» **Work to do**:
Go over the entries below line by line, copying each one that contains the word "UsbStealth".

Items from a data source
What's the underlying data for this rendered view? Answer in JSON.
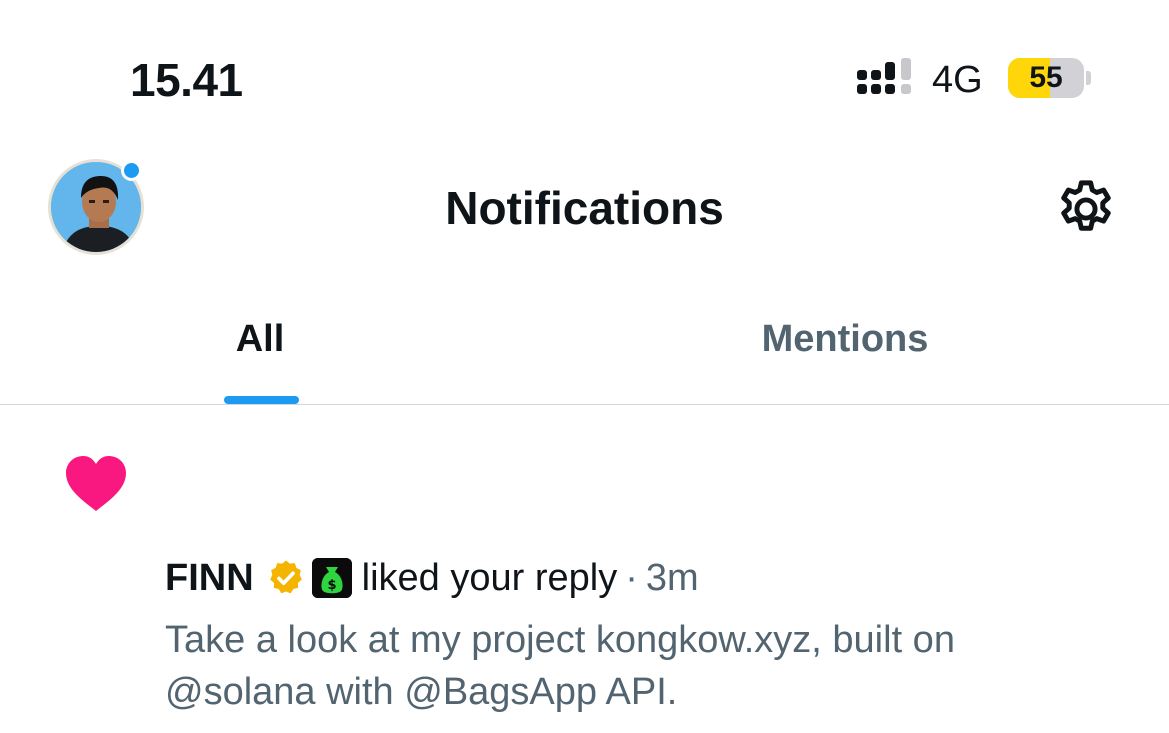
{
  "status_bar": {
    "time": "15.41",
    "network": "4G",
    "battery_level": "55",
    "battery_fraction": 0.55,
    "battery_color": "#ffd60a",
    "signal_icon": "signal-bars-icon"
  },
  "header": {
    "title": "Notifications",
    "avatar_icon": "profile-avatar",
    "settings_icon": "gear-icon",
    "unread_dot_color": "#1d9bf0"
  },
  "tabs": [
    {
      "label": "All",
      "active": true
    },
    {
      "label": "Mentions",
      "active": false
    }
  ],
  "notifications": [
    {
      "icon": "heart-icon",
      "icon_color": "#f91880",
      "user_name": "FINN",
      "badges": [
        "verified-badge-icon",
        "money-bag-icon"
      ],
      "action": "liked your reply",
      "separator": "·",
      "time_ago": "3m",
      "body": "Take a look at my project kongkow.xyz, built on @solana with @BagsApp API."
    }
  ],
  "colors": {
    "accent": "#1d9bf0",
    "like": "#f91880",
    "secondary_text": "#536471",
    "gold_badge": "#f4b400",
    "bag_green": "#2ed53f"
  }
}
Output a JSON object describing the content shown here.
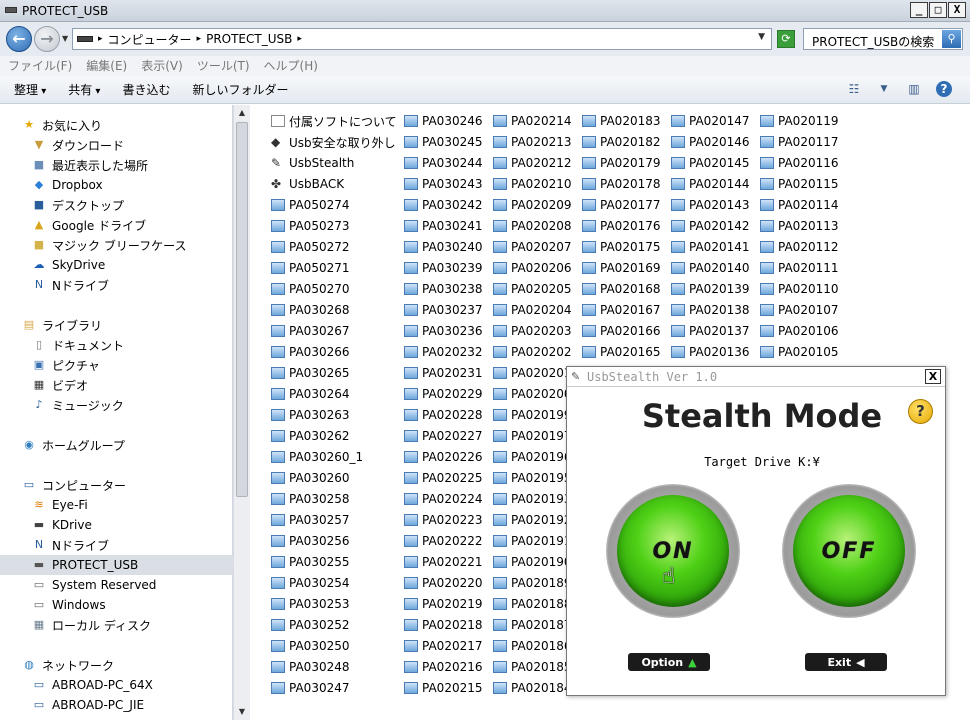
{
  "window": {
    "title": "PROTECT_USB",
    "controls": {
      "minimize": "_",
      "maximize": "□",
      "close": "X"
    }
  },
  "address": {
    "path": [
      "コンピューター",
      "PROTECT_USB"
    ],
    "search_placeholder": "PROTECT_USBの検索"
  },
  "menu": [
    "ファイル(F)",
    "編集(E)",
    "表示(V)",
    "ツール(T)",
    "ヘルプ(H)"
  ],
  "toolbar": {
    "organize": "整理",
    "share": "共有",
    "burn": "書き込む",
    "new_folder": "新しいフォルダー"
  },
  "sidebar": [
    {
      "label": "お気に入り",
      "indent": 0,
      "icon": "star-icon",
      "glyph": "★",
      "color": "#e6a800"
    },
    {
      "label": "ダウンロード",
      "indent": 1,
      "icon": "download-folder-icon",
      "glyph": "▼",
      "color": "#c99a3a"
    },
    {
      "label": "最近表示した場所",
      "indent": 1,
      "icon": "recent-places-icon",
      "glyph": "■",
      "color": "#6b8fb8"
    },
    {
      "label": "Dropbox",
      "indent": 1,
      "icon": "dropbox-icon",
      "glyph": "◆",
      "color": "#2b7fd6"
    },
    {
      "label": "デスクトップ",
      "indent": 1,
      "icon": "desktop-icon",
      "glyph": "■",
      "color": "#2a5d9c"
    },
    {
      "label": "Google ドライブ",
      "indent": 1,
      "icon": "google-drive-icon",
      "glyph": "▲",
      "color": "#d8a51c"
    },
    {
      "label": "マジック ブリーフケース",
      "indent": 1,
      "icon": "briefcase-icon",
      "glyph": "■",
      "color": "#d4b44a"
    },
    {
      "label": "SkyDrive",
      "indent": 1,
      "icon": "skydrive-icon",
      "glyph": "☁",
      "color": "#1c5fb4"
    },
    {
      "label": "Nドライブ",
      "indent": 1,
      "icon": "n-drive-icon",
      "glyph": "N",
      "color": "#2a5d9c"
    },
    {
      "label": "ライブラリ",
      "indent": 0,
      "icon": "library-icon",
      "glyph": "▤",
      "color": "#d4a84a"
    },
    {
      "label": "ドキュメント",
      "indent": 1,
      "icon": "documents-icon",
      "glyph": "▯",
      "color": "#777"
    },
    {
      "label": "ピクチャ",
      "indent": 1,
      "icon": "pictures-icon",
      "glyph": "▣",
      "color": "#3a6fb0"
    },
    {
      "label": "ビデオ",
      "indent": 1,
      "icon": "videos-icon",
      "glyph": "▦",
      "color": "#333"
    },
    {
      "label": "ミュージック",
      "indent": 1,
      "icon": "music-icon",
      "glyph": "♪",
      "color": "#2a5d9c"
    },
    {
      "label": "ホームグループ",
      "indent": 0,
      "icon": "homegroup-icon",
      "glyph": "◉",
      "color": "#2f7fc0"
    },
    {
      "label": "コンピューター",
      "indent": 0,
      "icon": "computer-icon",
      "glyph": "▭",
      "color": "#2a5d9c"
    },
    {
      "label": "Eye-Fi",
      "indent": 1,
      "icon": "wifi-icon",
      "glyph": "≋",
      "color": "#e07a00"
    },
    {
      "label": "KDrive",
      "indent": 1,
      "icon": "drive-icon",
      "glyph": "▬",
      "color": "#444"
    },
    {
      "label": "Nドライブ",
      "indent": 1,
      "icon": "n-drive-icon",
      "glyph": "N",
      "color": "#2a5d9c"
    },
    {
      "label": "PROTECT_USB",
      "indent": 1,
      "icon": "usb-drive-icon",
      "glyph": "▬",
      "color": "#555",
      "selected": true
    },
    {
      "label": "System Reserved",
      "indent": 1,
      "icon": "drive-icon",
      "glyph": "▭",
      "color": "#666"
    },
    {
      "label": "Windows",
      "indent": 1,
      "icon": "drive-icon",
      "glyph": "▭",
      "color": "#666"
    },
    {
      "label": "ローカル ディスク",
      "indent": 1,
      "icon": "drive-icon",
      "glyph": "▦",
      "color": "#6b7c8a"
    },
    {
      "label": "ネットワーク",
      "indent": 0,
      "icon": "network-icon",
      "glyph": "◍",
      "color": "#2f7fc0"
    },
    {
      "label": "ABROAD-PC_64X",
      "indent": 1,
      "icon": "pc-icon",
      "glyph": "▭",
      "color": "#2a5d9c"
    },
    {
      "label": "ABROAD-PC_JIE",
      "indent": 1,
      "icon": "pc-icon",
      "glyph": "▭",
      "color": "#2a5d9c"
    }
  ],
  "files": [
    [
      "付属ソフトについて",
      "Usb安全な取り外し",
      "UsbStealth",
      "UsbBACK",
      "PA050274",
      "PA050273",
      "PA050272",
      "PA050271",
      "PA050270",
      "PA030268",
      "PA030267",
      "PA030266",
      "PA030265",
      "PA030264",
      "PA030263",
      "PA030262",
      "PA030260_1",
      "PA030260",
      "PA030258",
      "PA030257",
      "PA030256",
      "PA030255",
      "PA030254",
      "PA030253",
      "PA030252",
      "PA030250",
      "PA030248",
      "PA030247"
    ],
    [
      "PA030246",
      "PA030245",
      "PA030244",
      "PA030243",
      "PA030242",
      "PA030241",
      "PA030240",
      "PA030239",
      "PA030238",
      "PA030237",
      "PA030236",
      "PA020232",
      "PA020231",
      "PA020229",
      "PA020228",
      "PA020227",
      "PA020226",
      "PA020225",
      "PA020224",
      "PA020223",
      "PA020222",
      "PA020221",
      "PA020220",
      "PA020219",
      "PA020218",
      "PA020217",
      "PA020216",
      "PA020215"
    ],
    [
      "PA020214",
      "PA020213",
      "PA020212",
      "PA020210",
      "PA020209",
      "PA020208",
      "PA020207",
      "PA020206",
      "PA020205",
      "PA020204",
      "PA020203",
      "PA020202",
      "PA020201",
      "PA020200",
      "PA020199",
      "PA020197",
      "PA020196",
      "PA020195",
      "PA020193",
      "PA020192",
      "PA020191",
      "PA020190",
      "PA020189",
      "PA020188",
      "PA020187",
      "PA020186",
      "PA020185",
      "PA020184"
    ],
    [
      "PA020183",
      "PA020182",
      "PA020179",
      "PA020178",
      "PA020177",
      "PA020176",
      "PA020175",
      "PA020169",
      "PA020168",
      "PA020167",
      "PA020166",
      "PA020165"
    ],
    [
      "PA020147",
      "PA020146",
      "PA020145",
      "PA020144",
      "PA020143",
      "PA020142",
      "PA020141",
      "PA020140",
      "PA020139",
      "PA020138",
      "PA020137",
      "PA020136"
    ],
    [
      "PA020119",
      "PA020117",
      "PA020116",
      "PA020115",
      "PA020114",
      "PA020113",
      "PA020112",
      "PA020111",
      "PA020110",
      "PA020107",
      "PA020106",
      "PA020105"
    ]
  ],
  "dialog": {
    "title": "UsbStealth Ver 1.0",
    "close": "X",
    "heading": "Stealth Mode",
    "help": "?",
    "target_label": "Target Drive",
    "target_drive": "K:¥",
    "on_label": "ON",
    "off_label": "OFF",
    "option_label": "Option",
    "exit_label": "Exit"
  }
}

» **The completed task**:
      "UsbStealth",
    "title": "UsbStealth Ver 1.0",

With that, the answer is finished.